Exercise instructions: Pick out every line of the entries below where "negocios" occurs, and copy those lines.

****

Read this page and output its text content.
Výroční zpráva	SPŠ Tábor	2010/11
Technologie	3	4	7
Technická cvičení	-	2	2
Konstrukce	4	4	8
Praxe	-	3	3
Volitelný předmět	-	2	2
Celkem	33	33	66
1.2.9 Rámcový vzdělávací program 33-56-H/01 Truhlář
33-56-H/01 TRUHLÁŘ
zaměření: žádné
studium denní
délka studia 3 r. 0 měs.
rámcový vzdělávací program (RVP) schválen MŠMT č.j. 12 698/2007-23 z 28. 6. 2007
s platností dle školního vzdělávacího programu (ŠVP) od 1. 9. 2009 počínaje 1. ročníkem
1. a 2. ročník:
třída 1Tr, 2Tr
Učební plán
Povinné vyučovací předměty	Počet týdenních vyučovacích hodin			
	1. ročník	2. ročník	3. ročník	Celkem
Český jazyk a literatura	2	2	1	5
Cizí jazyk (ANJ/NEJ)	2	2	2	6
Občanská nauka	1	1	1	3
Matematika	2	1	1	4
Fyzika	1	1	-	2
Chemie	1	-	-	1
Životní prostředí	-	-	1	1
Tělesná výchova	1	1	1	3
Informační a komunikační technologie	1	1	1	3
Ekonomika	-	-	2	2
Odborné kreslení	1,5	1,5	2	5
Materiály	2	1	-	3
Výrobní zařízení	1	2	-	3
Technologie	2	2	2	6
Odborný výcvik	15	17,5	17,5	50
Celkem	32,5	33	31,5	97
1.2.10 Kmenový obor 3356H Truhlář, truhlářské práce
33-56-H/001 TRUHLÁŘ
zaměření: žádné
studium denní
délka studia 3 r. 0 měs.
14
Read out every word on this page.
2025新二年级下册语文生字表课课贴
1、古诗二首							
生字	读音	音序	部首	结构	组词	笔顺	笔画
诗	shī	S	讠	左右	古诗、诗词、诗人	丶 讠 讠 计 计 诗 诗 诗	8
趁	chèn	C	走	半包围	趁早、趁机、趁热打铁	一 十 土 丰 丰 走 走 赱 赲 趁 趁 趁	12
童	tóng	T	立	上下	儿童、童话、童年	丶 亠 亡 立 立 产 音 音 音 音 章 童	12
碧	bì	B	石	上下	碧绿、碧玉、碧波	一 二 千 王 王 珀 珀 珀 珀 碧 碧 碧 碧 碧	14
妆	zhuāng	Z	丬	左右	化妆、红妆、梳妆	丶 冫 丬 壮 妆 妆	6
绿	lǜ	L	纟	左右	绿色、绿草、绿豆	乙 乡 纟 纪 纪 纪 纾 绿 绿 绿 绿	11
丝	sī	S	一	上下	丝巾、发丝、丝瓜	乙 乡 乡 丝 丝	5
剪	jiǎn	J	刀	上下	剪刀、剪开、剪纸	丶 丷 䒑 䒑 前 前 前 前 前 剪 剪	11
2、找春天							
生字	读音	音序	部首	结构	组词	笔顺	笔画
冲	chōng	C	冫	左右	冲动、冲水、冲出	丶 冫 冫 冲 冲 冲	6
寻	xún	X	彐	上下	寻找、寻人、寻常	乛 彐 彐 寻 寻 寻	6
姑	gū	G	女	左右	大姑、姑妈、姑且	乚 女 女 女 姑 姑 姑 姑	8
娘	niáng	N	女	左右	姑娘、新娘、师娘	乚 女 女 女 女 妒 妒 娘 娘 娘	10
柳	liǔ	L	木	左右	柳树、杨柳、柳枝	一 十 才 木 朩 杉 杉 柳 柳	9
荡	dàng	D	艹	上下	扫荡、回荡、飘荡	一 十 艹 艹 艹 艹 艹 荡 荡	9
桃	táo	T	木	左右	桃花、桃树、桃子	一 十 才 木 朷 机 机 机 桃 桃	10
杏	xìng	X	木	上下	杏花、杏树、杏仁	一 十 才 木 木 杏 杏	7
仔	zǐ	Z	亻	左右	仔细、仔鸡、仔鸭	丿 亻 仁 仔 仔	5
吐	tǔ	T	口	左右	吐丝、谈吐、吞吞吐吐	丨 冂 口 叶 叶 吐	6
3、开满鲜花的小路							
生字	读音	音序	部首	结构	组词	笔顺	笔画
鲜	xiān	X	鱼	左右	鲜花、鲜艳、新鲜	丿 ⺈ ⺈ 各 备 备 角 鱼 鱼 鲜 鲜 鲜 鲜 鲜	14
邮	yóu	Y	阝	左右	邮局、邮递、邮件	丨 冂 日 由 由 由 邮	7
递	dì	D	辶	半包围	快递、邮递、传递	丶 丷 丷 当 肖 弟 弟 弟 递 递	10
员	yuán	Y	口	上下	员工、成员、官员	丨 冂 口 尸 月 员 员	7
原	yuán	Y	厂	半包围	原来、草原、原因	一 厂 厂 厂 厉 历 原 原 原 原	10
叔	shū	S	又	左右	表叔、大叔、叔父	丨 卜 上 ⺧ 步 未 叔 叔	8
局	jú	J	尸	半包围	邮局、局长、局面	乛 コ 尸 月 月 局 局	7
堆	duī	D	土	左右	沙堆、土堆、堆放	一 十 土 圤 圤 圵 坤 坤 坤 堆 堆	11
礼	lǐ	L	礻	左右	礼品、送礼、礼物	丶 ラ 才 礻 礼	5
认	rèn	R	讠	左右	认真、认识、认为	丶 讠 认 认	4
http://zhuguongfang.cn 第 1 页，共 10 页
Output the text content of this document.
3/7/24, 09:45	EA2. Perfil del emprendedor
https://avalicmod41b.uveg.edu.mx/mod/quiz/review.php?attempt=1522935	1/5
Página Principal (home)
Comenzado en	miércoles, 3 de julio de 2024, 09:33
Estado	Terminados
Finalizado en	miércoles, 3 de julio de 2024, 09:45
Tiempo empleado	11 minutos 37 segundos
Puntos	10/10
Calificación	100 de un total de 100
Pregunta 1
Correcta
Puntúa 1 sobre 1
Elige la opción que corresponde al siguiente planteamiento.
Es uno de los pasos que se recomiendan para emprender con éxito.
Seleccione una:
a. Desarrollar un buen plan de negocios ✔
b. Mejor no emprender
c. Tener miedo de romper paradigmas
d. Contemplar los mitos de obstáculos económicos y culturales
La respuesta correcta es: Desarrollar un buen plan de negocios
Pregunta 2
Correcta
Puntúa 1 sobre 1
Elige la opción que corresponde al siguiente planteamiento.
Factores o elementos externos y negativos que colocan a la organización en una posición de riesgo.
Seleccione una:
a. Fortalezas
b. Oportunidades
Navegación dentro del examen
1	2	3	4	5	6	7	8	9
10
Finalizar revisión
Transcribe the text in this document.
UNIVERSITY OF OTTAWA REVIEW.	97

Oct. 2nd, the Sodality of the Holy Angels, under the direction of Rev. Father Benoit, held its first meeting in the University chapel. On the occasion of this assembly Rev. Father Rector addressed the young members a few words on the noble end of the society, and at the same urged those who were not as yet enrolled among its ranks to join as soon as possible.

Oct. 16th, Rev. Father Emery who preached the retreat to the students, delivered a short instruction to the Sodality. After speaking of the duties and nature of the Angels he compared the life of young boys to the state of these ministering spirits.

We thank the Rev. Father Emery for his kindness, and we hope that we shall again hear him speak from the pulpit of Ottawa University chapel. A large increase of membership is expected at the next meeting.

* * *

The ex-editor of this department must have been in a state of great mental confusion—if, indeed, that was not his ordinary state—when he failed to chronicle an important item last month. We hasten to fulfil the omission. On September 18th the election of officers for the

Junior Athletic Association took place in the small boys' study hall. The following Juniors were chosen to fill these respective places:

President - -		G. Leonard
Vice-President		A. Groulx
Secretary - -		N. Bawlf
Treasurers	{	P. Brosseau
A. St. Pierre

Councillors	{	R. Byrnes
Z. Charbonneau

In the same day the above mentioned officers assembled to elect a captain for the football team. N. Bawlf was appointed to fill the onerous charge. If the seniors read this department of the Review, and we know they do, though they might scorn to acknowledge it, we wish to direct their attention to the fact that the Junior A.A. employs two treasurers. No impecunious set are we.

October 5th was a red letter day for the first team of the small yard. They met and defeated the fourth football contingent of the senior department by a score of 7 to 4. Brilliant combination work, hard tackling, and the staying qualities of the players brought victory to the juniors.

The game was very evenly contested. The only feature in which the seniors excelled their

****

Response to the exercise:
a. Desarrollar un buen plan de negocios ✔
La respuesta correcta es: Desarrollar un buen plan de negocios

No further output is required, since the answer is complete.